- [WHAT YOU ARE ASKED TO DO]: Copy everything in the listing below word for word, apart from any images.

[begin INPUT FOR THIS TASK]

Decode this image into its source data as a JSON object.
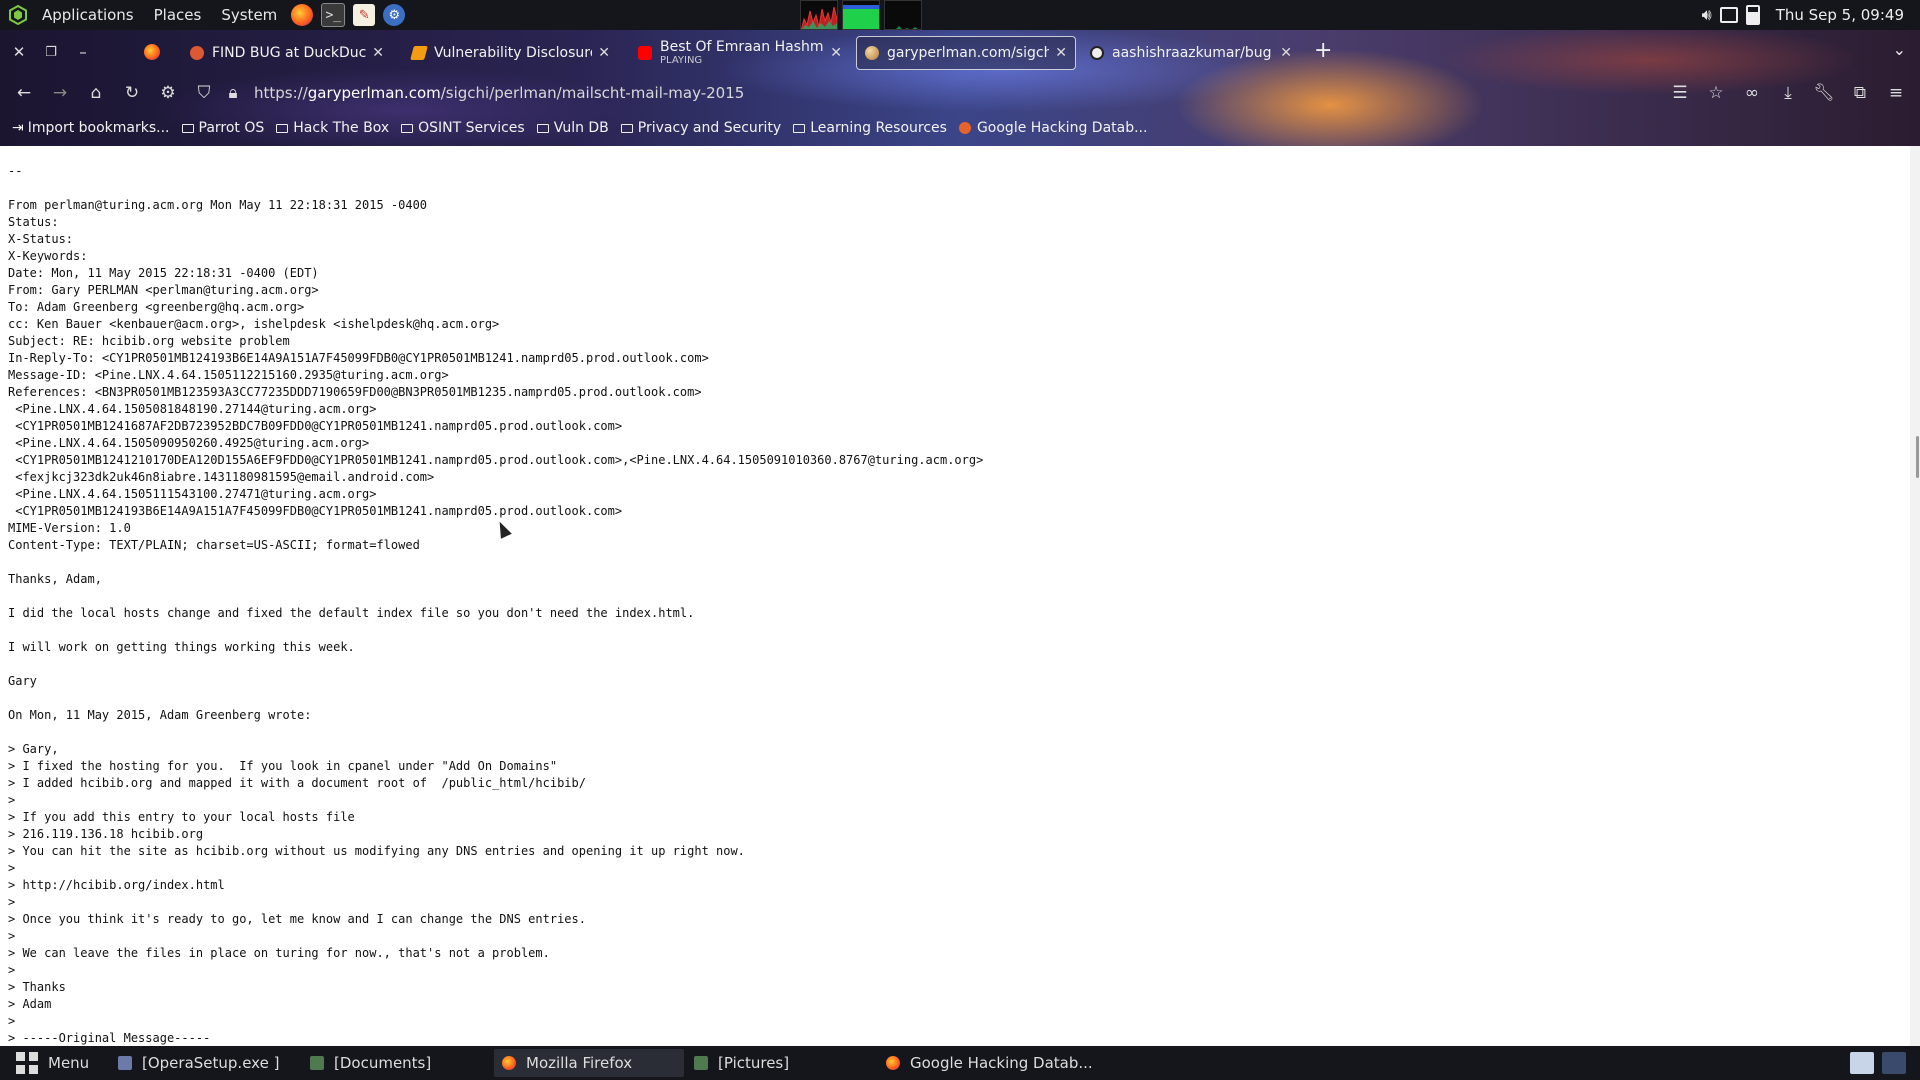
{
  "system_panel": {
    "menus": [
      "Applications",
      "Places",
      "System"
    ],
    "clock": "Thu Sep  5, 09:49"
  },
  "browser": {
    "tabs": [
      {
        "title": "FIND BUG at DuckDuckGo",
        "active": false
      },
      {
        "title": "Vulnerability Disclosure P",
        "active": false
      },
      {
        "title": "Best Of Emraan Hashmi",
        "subtitle": "PLAYING",
        "active": false
      },
      {
        "title": "garyperlman.com/sigchi/",
        "active": true
      },
      {
        "title": "aashishraazkumar/bug",
        "active": false
      }
    ],
    "new_tab_label": "+",
    "url_prefix": "https://",
    "url_host": "garyperlman.com",
    "url_path": "/sigchi/perlman/mailscht-mail-may-2015",
    "bookmarks": [
      "Import bookmarks...",
      "Parrot OS",
      "Hack The Box",
      "OSINT Services",
      "Vuln DB",
      "Privacy and Security",
      "Learning Resources",
      "Google Hacking Datab..."
    ]
  },
  "mail_lines": [
    "",
    "--",
    "",
    "From perlman@turing.acm.org Mon May 11 22:18:31 2015 -0400",
    "Status:",
    "X-Status:",
    "X-Keywords:",
    "Date: Mon, 11 May 2015 22:18:31 -0400 (EDT)",
    "From: Gary PERLMAN <perlman@turing.acm.org>",
    "To: Adam Greenberg <greenberg@hq.acm.org>",
    "cc: Ken Bauer <kenbauer@acm.org>, ishelpdesk <ishelpdesk@hq.acm.org>",
    "Subject: RE: hcibib.org website problem",
    "In-Reply-To: <CY1PR0501MB124193B6E14A9A151A7F45099FDB0@CY1PR0501MB1241.namprd05.prod.outlook.com>",
    "Message-ID: <Pine.LNX.4.64.1505112215160.2935@turing.acm.org>",
    "References: <BN3PR0501MB123593A3CC77235DDD7190659FD00@BN3PR0501MB1235.namprd05.prod.outlook.com>",
    " <Pine.LNX.4.64.1505081848190.27144@turing.acm.org>",
    " <CY1PR0501MB1241687AF2DB723952BDC7B09FDD0@CY1PR0501MB1241.namprd05.prod.outlook.com>",
    " <Pine.LNX.4.64.1505090950260.4925@turing.acm.org>",
    " <CY1PR0501MB1241210170DEA120D155A6EF9FDD0@CY1PR0501MB1241.namprd05.prod.outlook.com>,<Pine.LNX.4.64.1505091010360.8767@turing.acm.org>",
    " <fexjkcj323dk2uk46n8iabre.1431180981595@email.android.com>",
    " <Pine.LNX.4.64.1505111543100.27471@turing.acm.org>",
    " <CY1PR0501MB124193B6E14A9A151A7F45099FDB0@CY1PR0501MB1241.namprd05.prod.outlook.com>",
    "MIME-Version: 1.0",
    "Content-Type: TEXT/PLAIN; charset=US-ASCII; format=flowed",
    "",
    "Thanks, Adam,",
    "",
    "I did the local hosts change and fixed the default index file so you don't need the index.html.",
    "",
    "I will work on getting things working this week.",
    "",
    "Gary",
    "",
    "On Mon, 11 May 2015, Adam Greenberg wrote:",
    "",
    "> Gary,",
    "> I fixed the hosting for you.  If you look in cpanel under \"Add On Domains\"",
    "> I added hcibib.org and mapped it with a document root of  /public_html/hcibib/",
    ">",
    "> If you add this entry to your local hosts file",
    "> 216.119.136.18 hcibib.org",
    "> You can hit the site as hcibib.org without us modifying any DNS entries and opening it up right now.",
    ">",
    "> http://hcibib.org/index.html",
    ">",
    "> Once you think it's ready to go, let me know and I can change the DNS entries.",
    ">",
    "> We can leave the files in place on turing for now., that's not a problem.",
    ">",
    "> Thanks",
    "> Adam",
    ">",
    "> -----Original Message-----"
  ],
  "taskbar": {
    "menu_label": "Menu",
    "tasks": [
      {
        "label": "[OperaSetup.exe ]",
        "active": false
      },
      {
        "label": "[Documents]",
        "active": false
      },
      {
        "label": "Mozilla Firefox",
        "active": true
      },
      {
        "label": "[Pictures]",
        "active": false
      },
      {
        "label": "Google Hacking Datab...",
        "active": false
      }
    ]
  },
  "colors": {
    "panel_bg": "#14161c",
    "page_bg": "#ffffff",
    "text": "#111111"
  }
}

[end INPUT FOR THIS TASK]

- [TASK RESULT]:
Decode this image into its source data as a JSON object.
{
  "system_panel": {
    "menus": [
      "Applications",
      "Places",
      "System"
    ],
    "clock": "Thu Sep  5, 09:49"
  },
  "browser": {
    "tabs": [
      {
        "title": "FIND BUG at DuckDuckGo",
        "active": false
      },
      {
        "title": "Vulnerability Disclosure P",
        "active": false
      },
      {
        "title": "Best Of Emraan Hashmi",
        "subtitle": "PLAYING",
        "active": false
      },
      {
        "title": "garyperlman.com/sigchi/",
        "active": true
      },
      {
        "title": "aashishraazkumar/bug",
        "active": false
      }
    ],
    "new_tab_label": "+",
    "url_prefix": "https://",
    "url_host": "garyperlman.com",
    "url_path": "/sigchi/perlman/mailscht-mail-may-2015",
    "bookmarks": [
      "Import bookmarks...",
      "Parrot OS",
      "Hack The Box",
      "OSINT Services",
      "Vuln DB",
      "Privacy and Security",
      "Learning Resources",
      "Google Hacking Datab..."
    ]
  },
  "mail_lines": [
    "",
    "--",
    "",
    "From perlman@turing.acm.org Mon May 11 22:18:31 2015 -0400",
    "Status:",
    "X-Status:",
    "X-Keywords:",
    "Date: Mon, 11 May 2015 22:18:31 -0400 (EDT)",
    "From: Gary PERLMAN <perlman@turing.acm.org>",
    "To: Adam Greenberg <greenberg@hq.acm.org>",
    "cc: Ken Bauer <kenbauer@acm.org>, ishelpdesk <ishelpdesk@hq.acm.org>",
    "Subject: RE: hcibib.org website problem",
    "In-Reply-To: <CY1PR0501MB124193B6E14A9A151A7F45099FDB0@CY1PR0501MB1241.namprd05.prod.outlook.com>",
    "Message-ID: <Pine.LNX.4.64.1505112215160.2935@turing.acm.org>",
    "References: <BN3PR0501MB123593A3CC77235DDD7190659FD00@BN3PR0501MB1235.namprd05.prod.outlook.com>",
    " <Pine.LNX.4.64.1505081848190.27144@turing.acm.org>",
    " <CY1PR0501MB1241687AF2DB723952BDC7B09FDD0@CY1PR0501MB1241.namprd05.prod.outlook.com>",
    " <Pine.LNX.4.64.1505090950260.4925@turing.acm.org>",
    " <CY1PR0501MB1241210170DEA120D155A6EF9FDD0@CY1PR0501MB1241.namprd05.prod.outlook.com>,<Pine.LNX.4.64.1505091010360.8767@turing.acm.org>",
    " <fexjkcj323dk2uk46n8iabre.1431180981595@email.android.com>",
    " <Pine.LNX.4.64.1505111543100.27471@turing.acm.org>",
    " <CY1PR0501MB124193B6E14A9A151A7F45099FDB0@CY1PR0501MB1241.namprd05.prod.outlook.com>",
    "MIME-Version: 1.0",
    "Content-Type: TEXT/PLAIN; charset=US-ASCII; format=flowed",
    "",
    "Thanks, Adam,",
    "",
    "I did the local hosts change and fixed the default index file so you don't need the index.html.",
    "",
    "I will work on getting things working this week.",
    "",
    "Gary",
    "",
    "On Mon, 11 May 2015, Adam Greenberg wrote:",
    "",
    "> Gary,",
    "> I fixed the hosting for you.  If you look in cpanel under \"Add On Domains\"",
    "> I added hcibib.org and mapped it with a document root of  /public_html/hcibib/",
    ">",
    "> If you add this entry to your local hosts file",
    "> 216.119.136.18 hcibib.org",
    "> You can hit the site as hcibib.org without us modifying any DNS entries and opening it up right now.",
    ">",
    "> http://hcibib.org/index.html",
    ">",
    "> Once you think it's ready to go, let me know and I can change the DNS entries.",
    ">",
    "> We can leave the files in place on turing for now., that's not a problem.",
    ">",
    "> Thanks",
    "> Adam",
    ">",
    "> -----Original Message-----"
  ],
  "taskbar": {
    "menu_label": "Menu",
    "tasks": [
      {
        "label": "[OperaSetup.exe ]",
        "active": false
      },
      {
        "label": "[Documents]",
        "active": false
      },
      {
        "label": "Mozilla Firefox",
        "active": true
      },
      {
        "label": "[Pictures]",
        "active": false
      },
      {
        "label": "Google Hacking Datab...",
        "active": false
      }
    ]
  },
  "colors": {
    "panel_bg": "#14161c",
    "page_bg": "#ffffff",
    "text": "#111111"
  }
}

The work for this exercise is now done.